_Your goal_.
Extract every line that includes the string "apprenticeship".

(Dataset rows about figures)
________________

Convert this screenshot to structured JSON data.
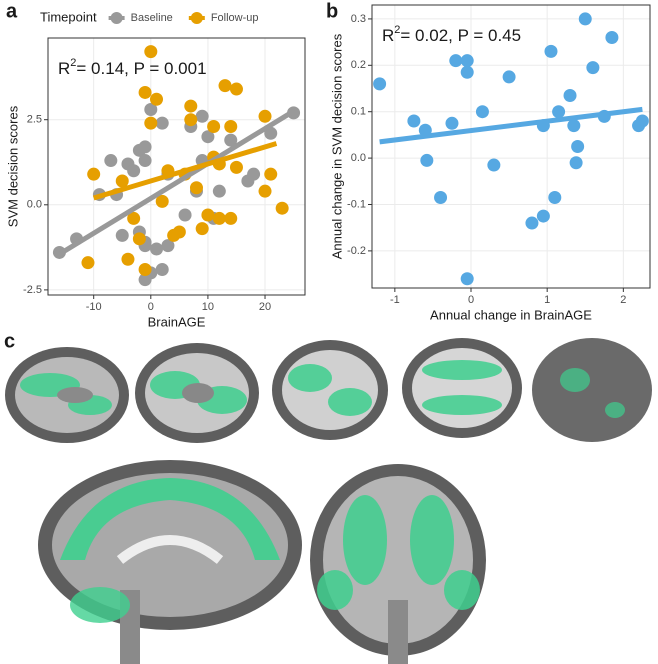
{
  "panel_labels": [
    "a",
    "b",
    "c"
  ],
  "chart_data": [
    {
      "type": "scatter",
      "ylabel": "SVM decision scores",
      "xlabel": "BrainAGE",
      "legend_title": "Timepoint",
      "legend_position": "top",
      "grid": true,
      "annotation": {
        "base": "R",
        "sup": "2",
        "rest": "= 0.14, P = 0.001"
      },
      "xlim": [
        -18,
        27
      ],
      "xticks": [
        -10,
        0,
        10,
        20
      ],
      "ylim": [
        -2.65,
        4.9
      ],
      "yticks": [
        -2.5,
        {
          "value": 0,
          "label": "0.0"
        },
        2.5
      ],
      "series": [
        {
          "name": "Baseline",
          "color": "#999999",
          "x": [
            -16,
            -13,
            -9,
            -7,
            -6,
            -5,
            -4,
            -3,
            -2,
            -2,
            -1,
            -1,
            -1,
            -1,
            0,
            0,
            -1,
            1,
            2,
            2,
            3,
            3,
            6,
            7,
            8,
            9,
            9,
            10,
            11,
            12,
            14,
            17,
            18,
            21,
            25
          ],
          "y": [
            -1.4,
            -1.0,
            0.3,
            1.3,
            0.3,
            -0.9,
            1.2,
            1.0,
            1.6,
            -0.8,
            1.7,
            1.3,
            -1.2,
            -1.1,
            2.8,
            -2.0,
            -2.2,
            -1.3,
            -1.9,
            2.4,
            0.9,
            -1.2,
            -0.3,
            2.3,
            0.4,
            1.3,
            2.6,
            2.0,
            -0.4,
            0.4,
            1.9,
            0.7,
            0.9,
            2.1,
            2.7
          ],
          "fit": {
            "x": [
              -16,
              25
            ],
            "y": [
              -1.45,
              2.75
            ]
          }
        },
        {
          "name": "Follow-up",
          "color": "#E69F00",
          "x": [
            -11,
            -10,
            -5,
            -4,
            -3,
            -2,
            -1,
            -1,
            0,
            0,
            1,
            2,
            3,
            4,
            5,
            6,
            7,
            7,
            8,
            9,
            10,
            11,
            11,
            12,
            12,
            13,
            14,
            14,
            15,
            15,
            20,
            20,
            21,
            23
          ],
          "y": [
            -1.7,
            0.9,
            0.7,
            -1.6,
            -0.4,
            -1.0,
            -1.9,
            3.3,
            4.5,
            2.4,
            3.1,
            0.1,
            1.0,
            -0.9,
            -0.8,
            0.9,
            2.9,
            2.5,
            0.5,
            -0.7,
            -0.3,
            1.4,
            2.3,
            1.2,
            -0.4,
            3.5,
            -0.4,
            2.3,
            3.4,
            1.1,
            0.4,
            2.6,
            0.9,
            -0.1
          ],
          "fit": {
            "x": [
              -10,
              22
            ],
            "y": [
              0.2,
              1.8
            ]
          }
        }
      ]
    },
    {
      "type": "scatter",
      "ylabel": "Annual change in SVM decision scores",
      "xlabel": "Annual change in BrainAGE",
      "grid": true,
      "annotation": {
        "base": "R",
        "sup": "2",
        "rest": "= 0.02, P = 0.45"
      },
      "xlim": [
        -1.3,
        2.35
      ],
      "xticks": [
        -1,
        0,
        1,
        2
      ],
      "ylim": [
        -0.28,
        0.33
      ],
      "yticks": [
        -0.2,
        -0.1,
        {
          "value": 0,
          "label": "0.0"
        },
        0.1,
        0.2,
        0.3
      ],
      "series": [
        {
          "color": "#56A8E2",
          "x": [
            -1.2,
            -0.75,
            -0.6,
            -0.58,
            -0.4,
            -0.25,
            -0.2,
            -0.05,
            -0.05,
            -0.05,
            0.15,
            0.3,
            0.5,
            0.8,
            0.95,
            0.95,
            1.05,
            1.1,
            1.15,
            1.3,
            1.35,
            1.4,
            1.38,
            1.5,
            1.6,
            1.75,
            1.85,
            2.2,
            2.25
          ],
          "y": [
            0.16,
            0.08,
            0.06,
            -0.005,
            -0.085,
            0.075,
            0.21,
            0.21,
            0.185,
            -0.26,
            0.1,
            -0.015,
            0.175,
            -0.14,
            -0.125,
            0.07,
            0.23,
            -0.085,
            0.1,
            0.135,
            0.07,
            0.025,
            -0.01,
            0.3,
            0.195,
            0.09,
            0.26,
            0.07,
            0.08
          ],
          "fit": {
            "x": [
              -1.2,
              2.25
            ],
            "y": [
              0.035,
              0.105
            ]
          }
        }
      ]
    }
  ]
}
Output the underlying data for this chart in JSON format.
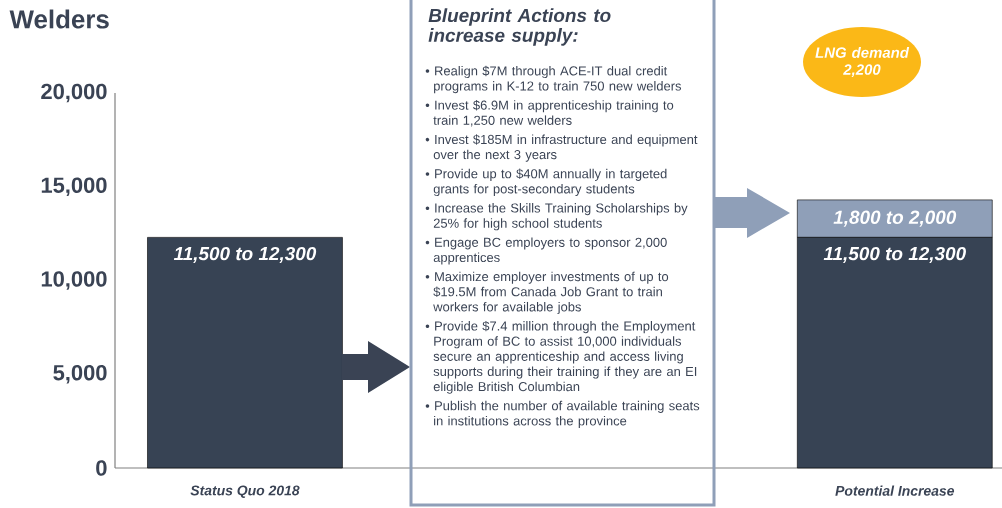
{
  "chart_data": {
    "type": "bar",
    "title": "Welders",
    "categories": [
      "Status Quo 2018",
      "Potential Increase"
    ],
    "stacked": true,
    "series": [
      {
        "color": "#374354",
        "values": [
          12300,
          12300
        ],
        "value_labels": [
          "11,500 to 12,300",
          "11,500 to 12,300"
        ]
      },
      {
        "color": "#8f9fb8",
        "values": [
          null,
          2000
        ],
        "value_labels": [
          null,
          "1,800 to 2,000"
        ]
      }
    ],
    "ylim": [
      0,
      20000
    ],
    "yticks": [
      {
        "value": 0,
        "label": "0"
      },
      {
        "value": 5000,
        "label": "5,000"
      },
      {
        "value": 10000,
        "label": "10,000"
      },
      {
        "value": 15000,
        "label": "15,000"
      },
      {
        "value": 20000,
        "label": "20,000"
      }
    ],
    "annotations": [
      "Blueprint Actions to increase supply:",
      "• Realign $7M through ACE-IT dual credit programs in K-12 to train 750 new welders",
      "• Invest $6.9M in apprenticeship training to train 1,250 new welders",
      "• Invest $185M in infrastructure and equipment over the next 3 years",
      "• Provide up to $40M annually in targeted grants for post-secondary students",
      "• Increase the Skills Training Scholarships by 25% for high school students",
      "• Engage BC employers to sponsor 2,000 apprentices",
      "• Maximize employer investments of up to $19.5M from Canada Job Grant to train workers for available jobs",
      "• Provide $7.4 million through the Employment Program of BC to assist 10,000 individuals secure an apprenticeship and access living supports during their training if they are an EI eligible British Columbian",
      "• Publish the number of available training seats in institutions across the province",
      "LNG demand 2,200"
    ]
  }
}
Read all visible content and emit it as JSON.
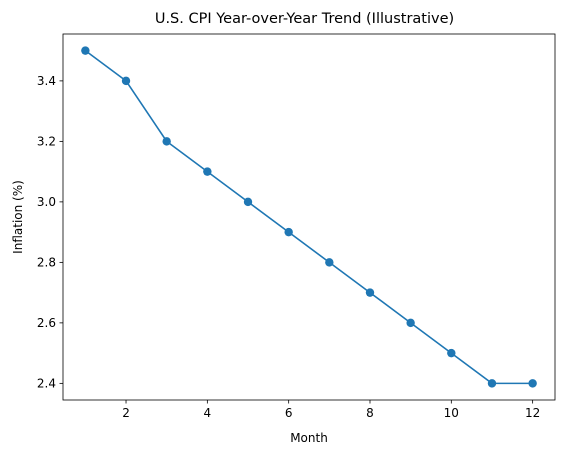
{
  "chart_data": {
    "type": "line",
    "title": "U.S. CPI Year-over-Year Trend (Illustrative)",
    "xlabel": "Month",
    "ylabel": "Inflation (%)",
    "x": [
      1,
      2,
      3,
      4,
      5,
      6,
      7,
      8,
      9,
      10,
      11,
      12
    ],
    "series": [
      {
        "values": [
          3.5,
          3.4,
          3.2,
          3.1,
          3.0,
          2.9,
          2.8,
          2.7,
          2.6,
          2.5,
          2.4,
          2.4
        ],
        "color": "#1f77b4"
      }
    ],
    "xlim": [
      0.45,
      12.55
    ],
    "ylim": [
      2.345,
      3.555
    ],
    "xticks": [
      2,
      4,
      6,
      8,
      10,
      12
    ],
    "xtick_labels": [
      "2",
      "4",
      "6",
      "8",
      "10",
      "12"
    ],
    "yticks": [
      2.4,
      2.6,
      2.8,
      3.0,
      3.2,
      3.4
    ],
    "ytick_labels": [
      "2.4",
      "2.6",
      "2.8",
      "3.0",
      "3.2",
      "3.4"
    ],
    "grid": false,
    "marker": "circle"
  }
}
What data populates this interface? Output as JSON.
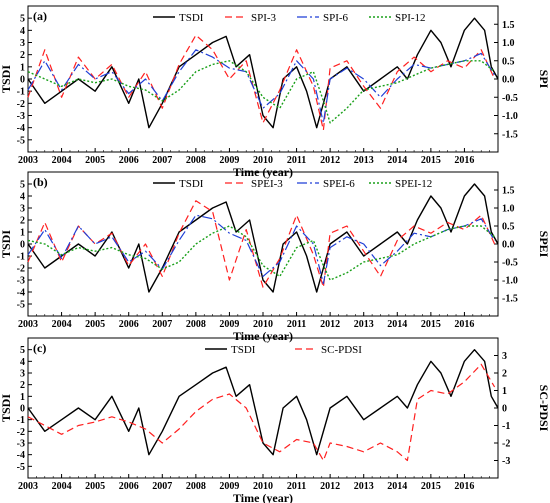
{
  "chart_data": [
    {
      "type": "line",
      "panel_label": "(a)",
      "xlabel": "Time (year)",
      "ylabel_left": "TSDI",
      "ylabel_right": "SPI",
      "x_ticks": [
        "2003",
        "2004",
        "2005",
        "2006",
        "2007",
        "2008",
        "2009",
        "2010",
        "2011",
        "2012",
        "2013",
        "2014",
        "2015",
        "2016"
      ],
      "xlim": [
        2003,
        2017
      ],
      "ylim_left": [
        -6,
        6
      ],
      "ylim_right": [
        -2,
        2
      ],
      "y_left_ticks": [
        -5,
        -4,
        -3,
        -2,
        -1,
        0,
        1,
        2,
        3,
        4,
        5
      ],
      "y_right_ticks": [
        -1.5,
        -1.0,
        -0.5,
        0.0,
        0.5,
        1.0,
        1.5
      ],
      "y_right_tick_labels": [
        "-1.5",
        "-1.0",
        "-0.5",
        "0.0",
        "0.5",
        "1.0",
        "1.5"
      ],
      "legend_position": "top",
      "series": [
        {
          "name": "TSDI",
          "axis": "left",
          "color": "#000000",
          "dash": "",
          "width": 1.4,
          "x": [
            2003.0,
            2003.5,
            2004.0,
            2004.5,
            2005.0,
            2005.5,
            2006.0,
            2006.3,
            2006.6,
            2007.0,
            2007.5,
            2008.0,
            2008.5,
            2008.9,
            2009.2,
            2009.6,
            2010.0,
            2010.3,
            2010.6,
            2011.0,
            2011.3,
            2011.6,
            2012.0,
            2012.5,
            2013.0,
            2013.5,
            2014.0,
            2014.3,
            2014.6,
            2015.0,
            2015.3,
            2015.6,
            2016.0,
            2016.3,
            2016.6,
            2016.8,
            2017.0
          ],
          "values": [
            0,
            -2,
            -1,
            0,
            -1,
            1,
            -2,
            0,
            -4,
            -2,
            1,
            2,
            3,
            3.5,
            1,
            2,
            -3,
            -4,
            0,
            1,
            -1,
            -4,
            0,
            1,
            -1,
            0,
            1,
            0,
            2,
            4,
            3,
            1,
            4,
            5,
            4,
            1,
            0
          ]
        },
        {
          "name": "SPI-3",
          "axis": "right",
          "color": "#ff2020",
          "dash": "7,4",
          "width": 1.2,
          "x": [
            2003.0,
            2003.5,
            2004.0,
            2004.5,
            2005.0,
            2005.5,
            2006.0,
            2006.5,
            2007.0,
            2007.5,
            2008.0,
            2008.5,
            2009.0,
            2009.5,
            2010.0,
            2010.5,
            2011.0,
            2011.5,
            2011.8,
            2012.0,
            2012.5,
            2013.0,
            2013.5,
            2014.0,
            2014.5,
            2015.0,
            2015.5,
            2016.0,
            2016.5,
            2016.9
          ],
          "values": [
            -0.5,
            0.8,
            -0.5,
            0.6,
            0.0,
            0.4,
            -0.5,
            0.2,
            -0.8,
            0.4,
            1.2,
            0.8,
            0.0,
            0.5,
            -1.2,
            -0.3,
            0.8,
            -0.2,
            -1.4,
            0.3,
            0.5,
            -0.2,
            -0.8,
            0.2,
            0.6,
            0.2,
            0.5,
            0.3,
            0.8,
            0.0
          ]
        },
        {
          "name": "SPI-6",
          "axis": "right",
          "color": "#1f3fd6",
          "dash": "10,3,2,3",
          "width": 1.2,
          "x": [
            2003.0,
            2003.5,
            2004.0,
            2004.5,
            2005.0,
            2005.5,
            2006.0,
            2006.5,
            2007.0,
            2007.5,
            2008.0,
            2008.5,
            2009.0,
            2009.5,
            2010.0,
            2010.5,
            2011.0,
            2011.5,
            2011.8,
            2012.0,
            2012.5,
            2013.0,
            2013.5,
            2014.0,
            2014.5,
            2015.0,
            2015.5,
            2016.0,
            2016.5,
            2016.9
          ],
          "values": [
            -0.3,
            0.5,
            -0.3,
            0.4,
            0.0,
            0.2,
            -0.4,
            0.0,
            -0.6,
            0.2,
            0.8,
            0.6,
            0.3,
            0.2,
            -0.8,
            -0.4,
            0.5,
            0.0,
            -1.2,
            0.0,
            0.3,
            0.0,
            -0.5,
            0.0,
            0.4,
            0.3,
            0.4,
            0.5,
            0.7,
            0.1
          ]
        },
        {
          "name": "SPI-12",
          "axis": "right",
          "color": "#1aa01a",
          "dash": "2,2",
          "width": 1.4,
          "x": [
            2003.0,
            2003.5,
            2004.0,
            2004.5,
            2005.0,
            2005.5,
            2006.0,
            2006.5,
            2007.0,
            2007.5,
            2008.0,
            2008.5,
            2009.0,
            2009.5,
            2010.0,
            2010.5,
            2011.0,
            2011.5,
            2011.8,
            2012.0,
            2012.5,
            2013.0,
            2013.5,
            2014.0,
            2014.5,
            2015.0,
            2015.5,
            2016.0,
            2016.5,
            2016.9
          ],
          "values": [
            0.2,
            0.0,
            -0.2,
            0.0,
            -0.1,
            0.0,
            -0.2,
            -0.3,
            -0.6,
            -0.3,
            0.2,
            0.4,
            0.5,
            0.2,
            -0.5,
            -0.8,
            0.0,
            0.2,
            -0.6,
            -1.2,
            -0.8,
            -0.3,
            -0.2,
            -0.1,
            0.1,
            0.3,
            0.4,
            0.5,
            0.5,
            0.2
          ]
        }
      ]
    },
    {
      "type": "line",
      "panel_label": "(b)",
      "xlabel": "Time (year)",
      "ylabel_left": "TSDI",
      "ylabel_right": "SPEI",
      "x_ticks": [
        "2003",
        "2004",
        "2005",
        "2006",
        "2007",
        "2008",
        "2009",
        "2010",
        "2011",
        "2012",
        "2013",
        "2014",
        "2015",
        "2016"
      ],
      "xlim": [
        2003,
        2017
      ],
      "ylim_left": [
        -6,
        6
      ],
      "ylim_right": [
        -2,
        2
      ],
      "y_left_ticks": [
        -5,
        -4,
        -3,
        -2,
        -1,
        0,
        1,
        2,
        3,
        4,
        5
      ],
      "y_right_ticks": [
        -1.5,
        -1.0,
        -0.5,
        0.0,
        0.5,
        1.0,
        1.5
      ],
      "y_right_tick_labels": [
        "-1.5",
        "-1.0",
        "-0.5",
        "0.0",
        "0.5",
        "1.0",
        "1.5"
      ],
      "legend_position": "top",
      "series": [
        {
          "name": "TSDI",
          "axis": "left",
          "color": "#000000",
          "dash": "",
          "width": 1.4,
          "x": [
            2003.0,
            2003.5,
            2004.0,
            2004.5,
            2005.0,
            2005.5,
            2006.0,
            2006.3,
            2006.6,
            2007.0,
            2007.5,
            2008.0,
            2008.5,
            2008.9,
            2009.2,
            2009.6,
            2010.0,
            2010.3,
            2010.6,
            2011.0,
            2011.3,
            2011.6,
            2012.0,
            2012.5,
            2013.0,
            2013.5,
            2014.0,
            2014.3,
            2014.6,
            2015.0,
            2015.3,
            2015.6,
            2016.0,
            2016.3,
            2016.6,
            2016.8,
            2017.0
          ],
          "values": [
            0,
            -2,
            -1,
            0,
            -1,
            1,
            -2,
            0,
            -4,
            -2,
            1,
            2,
            3,
            3.5,
            1,
            2,
            -3,
            -4,
            0,
            1,
            -1,
            -4,
            0,
            1,
            -1,
            0,
            1,
            0,
            2,
            4,
            3,
            1,
            4,
            5,
            4,
            1,
            0
          ]
        },
        {
          "name": "SPEI-3",
          "axis": "right",
          "color": "#ff2020",
          "dash": "7,4",
          "width": 1.2,
          "x": [
            2003.0,
            2003.5,
            2004.0,
            2004.5,
            2005.0,
            2005.5,
            2006.0,
            2006.5,
            2007.0,
            2007.5,
            2008.0,
            2008.5,
            2009.0,
            2009.5,
            2010.0,
            2010.5,
            2011.0,
            2011.5,
            2011.8,
            2012.0,
            2012.5,
            2013.0,
            2013.5,
            2014.0,
            2014.5,
            2015.0,
            2015.5,
            2016.0,
            2016.5,
            2016.9
          ],
          "values": [
            -0.5,
            0.6,
            -0.5,
            0.5,
            0.0,
            0.3,
            -0.6,
            0.0,
            -0.9,
            0.3,
            1.2,
            0.9,
            -1.0,
            0.4,
            -1.2,
            -0.4,
            0.8,
            -0.3,
            -1.2,
            0.3,
            0.5,
            -0.2,
            -0.9,
            0.1,
            0.5,
            0.3,
            0.6,
            0.4,
            0.8,
            0.0
          ]
        },
        {
          "name": "SPEI-6",
          "axis": "right",
          "color": "#1f3fd6",
          "dash": "10,3,2,3",
          "width": 1.2,
          "x": [
            2003.0,
            2003.5,
            2004.0,
            2004.5,
            2005.0,
            2005.5,
            2006.0,
            2006.5,
            2007.0,
            2007.5,
            2008.0,
            2008.5,
            2009.0,
            2009.5,
            2010.0,
            2010.5,
            2011.0,
            2011.5,
            2011.8,
            2012.0,
            2012.5,
            2013.0,
            2013.5,
            2014.0,
            2014.5,
            2015.0,
            2015.5,
            2016.0,
            2016.5,
            2016.9
          ],
          "values": [
            -0.3,
            0.4,
            -0.4,
            0.5,
            0.0,
            0.2,
            -0.5,
            -0.2,
            -0.7,
            0.1,
            0.8,
            0.7,
            0.3,
            0.1,
            -0.9,
            -0.5,
            0.5,
            0.0,
            -1.1,
            -0.1,
            0.2,
            0.0,
            -0.6,
            -0.2,
            0.3,
            0.2,
            0.4,
            0.5,
            0.7,
            0.1
          ]
        },
        {
          "name": "SPEI-12",
          "axis": "right",
          "color": "#1aa01a",
          "dash": "2,2",
          "width": 1.4,
          "x": [
            2003.0,
            2003.5,
            2004.0,
            2004.5,
            2005.0,
            2005.5,
            2006.0,
            2006.5,
            2007.0,
            2007.5,
            2008.0,
            2008.5,
            2009.0,
            2009.5,
            2010.0,
            2010.5,
            2011.0,
            2011.5,
            2011.8,
            2012.0,
            2012.5,
            2013.0,
            2013.5,
            2014.0,
            2014.5,
            2015.0,
            2015.5,
            2016.0,
            2016.5,
            2016.9
          ],
          "values": [
            0.1,
            0.0,
            -0.3,
            -0.1,
            -0.2,
            -0.1,
            -0.3,
            -0.4,
            -0.7,
            -0.5,
            0.0,
            0.3,
            0.5,
            0.2,
            -0.6,
            -0.9,
            -0.1,
            0.1,
            -0.6,
            -1.0,
            -0.8,
            -0.5,
            -0.4,
            -0.3,
            0.0,
            0.2,
            0.4,
            0.5,
            0.5,
            0.2
          ]
        }
      ]
    },
    {
      "type": "line",
      "panel_label": "(c)",
      "xlabel": "Time (year)",
      "ylabel_left": "TSDI",
      "ylabel_right": "SC-PDSI",
      "x_ticks": [
        "2003",
        "2004",
        "2005",
        "2006",
        "2007",
        "2008",
        "2009",
        "2010",
        "2011",
        "2012",
        "2013",
        "2014",
        "2015",
        "2016"
      ],
      "xlim": [
        2003,
        2017
      ],
      "ylim_left": [
        -6,
        6
      ],
      "ylim_right": [
        -4,
        4
      ],
      "y_left_ticks": [
        -5,
        -4,
        -3,
        -2,
        -1,
        0,
        1,
        2,
        3,
        4,
        5
      ],
      "y_right_ticks": [
        -3,
        -2,
        -1,
        0,
        1,
        2,
        3
      ],
      "y_right_tick_labels": [
        "-3",
        "-2",
        "-1",
        "0",
        "1",
        "2",
        "3"
      ],
      "legend_position": "top",
      "series": [
        {
          "name": "TSDI",
          "axis": "left",
          "color": "#000000",
          "dash": "",
          "width": 1.4,
          "x": [
            2003.0,
            2003.5,
            2004.0,
            2004.5,
            2005.0,
            2005.5,
            2006.0,
            2006.3,
            2006.6,
            2007.0,
            2007.5,
            2008.0,
            2008.5,
            2008.9,
            2009.2,
            2009.6,
            2010.0,
            2010.3,
            2010.6,
            2011.0,
            2011.3,
            2011.6,
            2012.0,
            2012.5,
            2013.0,
            2013.5,
            2014.0,
            2014.3,
            2014.6,
            2015.0,
            2015.3,
            2015.6,
            2016.0,
            2016.3,
            2016.6,
            2016.8,
            2017.0
          ],
          "values": [
            0,
            -2,
            -1,
            0,
            -1,
            1,
            -2,
            0,
            -4,
            -2,
            1,
            2,
            3,
            3.5,
            1,
            2,
            -3,
            -4,
            0,
            1,
            -1,
            -4,
            0,
            1,
            -1,
            0,
            1,
            0,
            2,
            4,
            3,
            1,
            4,
            5,
            4,
            1,
            0
          ]
        },
        {
          "name": "SC-PDSI",
          "axis": "right",
          "color": "#ff2020",
          "dash": "7,4",
          "width": 1.2,
          "x": [
            2003.0,
            2003.5,
            2004.0,
            2004.5,
            2005.0,
            2005.5,
            2006.0,
            2006.5,
            2007.0,
            2007.5,
            2008.0,
            2008.5,
            2009.0,
            2009.5,
            2010.0,
            2010.5,
            2011.0,
            2011.5,
            2011.8,
            2012.0,
            2012.5,
            2013.0,
            2013.5,
            2014.0,
            2014.3,
            2014.6,
            2015.0,
            2015.5,
            2016.0,
            2016.5,
            2016.9
          ],
          "values": [
            -0.5,
            -1.0,
            -1.5,
            -1.0,
            -0.8,
            -0.5,
            -0.8,
            -1.2,
            -2.0,
            -1.2,
            -0.2,
            0.5,
            0.8,
            0.0,
            -2.0,
            -2.5,
            -1.8,
            -2.0,
            -3.0,
            -2.0,
            -2.2,
            -2.5,
            -2.0,
            -2.5,
            -3.0,
            0.5,
            1.0,
            0.8,
            1.5,
            2.5,
            1.2
          ]
        }
      ]
    }
  ]
}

________________

_Result_.
      "• Invest $6.9M in apprenticeship training to train 1,250 new welders",
      "• Provide $7.4 million through the Employment Program of BC to assist 10,000 individuals secure an apprenticeship and access living supports during their training if they are an EI eligible British Columbian",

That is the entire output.